Selected text:
- - -

Susanna Weygandt
(Credit: Greg Harris )

Susanna received her PhD from Princeton University’s Department of Slavic Languages and Literatures where she was trained also in methods of teaching Russian language. Her book-in-progress, From Metaphor to Direct Speech: Russian New Drama after 1991, documents a network of playwrights, their aesthetics, and the political implications of their dramas for the 21st-century. The research for this book – months of ethnographic observation, and dozens of field-produced interviews with Russian writers – is part of the many reasons that Susanna has been drawn to language study. In the early days of her theatre research she studied directing at a conservatory in Moscow, G.I.T.I.S., Russian Academy for Theatrical Arts. Her love of theater has been a skill that is highly applicable to language pedagogy for helping students review grammar, improve pronunciation, and gain confidence speaking and presenting in the target language. Skits that students write, students’ participation in interactive dialogue and in scenes of original literature are activities that apply both to communicative-based instruction and content-based instruction. Indeed, Susanna is interested in experiential/experimental approaches to pedagogical modes, and one of the reasons she loves teaching at the Summer Intensive Language Program is to be working in this innovative environment where teachers are bringing new approaches to lesson design and student engagement with the target language.

- - -

Available data:

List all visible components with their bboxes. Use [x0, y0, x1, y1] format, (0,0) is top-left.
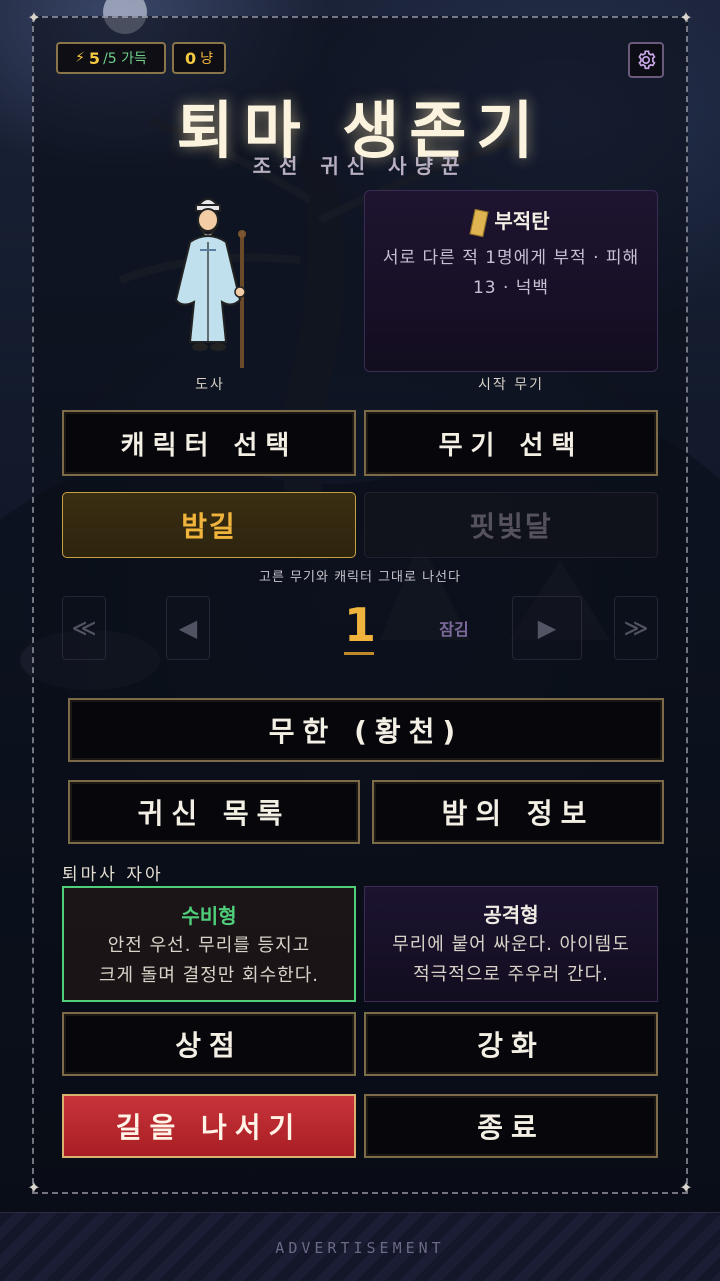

- - -

Given request 1: According to the Susanna Weygandt biography, what does her love of theater help language students do? List each item.
Given request 2: Where did Susanna study directing, according to the Susanna Weygandt biography?
Given request 3: Write the next part of the Susanna Weygandt biography, picking up after its final sentence.

Right answer 1:
- Review grammar
- Improve pronunciation
- Gain confidence speaking and presenting in the target language

Right answer 2: At a conservatory in Moscow, G.I.T.I.S., Russian Academy for Theatrical Arts.

Right answer 3:
Her articles on performance expand her research on Russian New Drama and appear in the peer-reviewed journals TDR: The Drama Review (2016), Stanislavsky Studies (2019), Studies in Russian and Soviet Cinema(2018), and she co-edited New Russian Drama: An Anthology (Columbia UP, 2019).  She taught all levels of Russian at Dalhousie University in Canada, where she also taught core Russian culture courses. Other courses she has taught are modern and contemporary Russian literature, topics of gender in literature, and translation studies. Several of her advanced students have published translations under her guidance. She is excited to begin teaching as Visiting Assistant Professor of Russian at Sewanee: The University of the South, where she will teach all levels of Russian and teach in a state of the art Interdisciplinary Humanities program.

Academic Degrees

Ph.D. and M.A. in Slavic Languages and Literatures, Princeton University 

M.A. in Russian, Middlebury College, VT

B.A. in Russian, Bryn Mawr College

Selected Grants and Fellowships

Fulbright Research Grant, Moscow, Russia; Fulbright Critical Language Enhancement Award. 

Princeton Institute for International Research Study (PIIRS).

Mellon School of Theater and Performance Research Fellowship at Harvard University.

Publications

From Metaphor to Direct Speech: Russian New Drama after 1991 (in progress)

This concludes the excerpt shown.